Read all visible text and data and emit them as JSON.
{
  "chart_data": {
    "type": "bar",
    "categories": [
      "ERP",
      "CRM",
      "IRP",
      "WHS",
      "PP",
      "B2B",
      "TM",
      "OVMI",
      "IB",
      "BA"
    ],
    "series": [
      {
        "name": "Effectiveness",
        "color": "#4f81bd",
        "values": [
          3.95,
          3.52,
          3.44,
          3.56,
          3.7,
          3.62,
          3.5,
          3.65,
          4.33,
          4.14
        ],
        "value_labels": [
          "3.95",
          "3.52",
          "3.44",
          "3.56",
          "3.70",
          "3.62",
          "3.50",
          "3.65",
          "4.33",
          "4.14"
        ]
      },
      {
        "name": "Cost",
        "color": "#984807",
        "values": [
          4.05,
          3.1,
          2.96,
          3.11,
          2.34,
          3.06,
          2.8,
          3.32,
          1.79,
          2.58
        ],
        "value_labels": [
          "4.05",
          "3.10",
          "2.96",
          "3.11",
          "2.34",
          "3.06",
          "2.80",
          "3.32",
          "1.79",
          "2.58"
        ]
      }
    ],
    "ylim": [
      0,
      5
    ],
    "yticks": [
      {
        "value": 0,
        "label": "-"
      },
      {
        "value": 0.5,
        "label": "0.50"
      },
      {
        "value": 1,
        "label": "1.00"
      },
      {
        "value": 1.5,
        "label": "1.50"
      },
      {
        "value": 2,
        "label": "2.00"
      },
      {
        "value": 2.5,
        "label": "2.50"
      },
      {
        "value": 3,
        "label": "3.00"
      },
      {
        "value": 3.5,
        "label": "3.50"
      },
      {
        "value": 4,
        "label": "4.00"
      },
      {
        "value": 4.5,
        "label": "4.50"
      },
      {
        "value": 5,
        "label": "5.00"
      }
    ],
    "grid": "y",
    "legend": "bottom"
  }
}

** OBJECTIVE **
Write out every entry above, word for word.

** REPLY TO THE EXERCISE **
Read all visible text and data and emit them as JSON.
{
  "chart_data": {
    "type": "bar",
    "categories": [
      "ERP",
      "CRM",
      "IRP",
      "WHS",
      "PP",
      "B2B",
      "TM",
      "OVMI",
      "IB",
      "BA"
    ],
    "series": [
      {
        "name": "Effectiveness",
        "color": "#4f81bd",
        "values": [
          3.95,
          3.52,
          3.44,
          3.56,
          3.7,
          3.62,
          3.5,
          3.65,
          4.33,
          4.14
        ],
        "value_labels": [
          "3.95",
          "3.52",
          "3.44",
          "3.56",
          "3.70",
          "3.62",
          "3.50",
          "3.65",
          "4.33",
          "4.14"
        ]
      },
      {
        "name": "Cost",
        "color": "#984807",
        "values": [
          4.05,
          3.1,
          2.96,
          3.11,
          2.34,
          3.06,
          2.8,
          3.32,
          1.79,
          2.58
        ],
        "value_labels": [
          "4.05",
          "3.10",
          "2.96",
          "3.11",
          "2.34",
          "3.06",
          "2.80",
          "3.32",
          "1.79",
          "2.58"
        ]
      }
    ],
    "ylim": [
      0,
      5
    ],
    "yticks": [
      {
        "value": 0,
        "label": "-"
      },
      {
        "value": 0.5,
        "label": "0.50"
      },
      {
        "value": 1,
        "label": "1.00"
      },
      {
        "value": 1.5,
        "label": "1.50"
      },
      {
        "value": 2,
        "label": "2.00"
      },
      {
        "value": 2.5,
        "label": "2.50"
      },
      {
        "value": 3,
        "label": "3.00"
      },
      {
        "value": 3.5,
        "label": "3.50"
      },
      {
        "value": 4,
        "label": "4.00"
      },
      {
        "value": 4.5,
        "label": "4.50"
      },
      {
        "value": 5,
        "label": "5.00"
      }
    ],
    "grid": "y",
    "legend": "bottom"
  }
}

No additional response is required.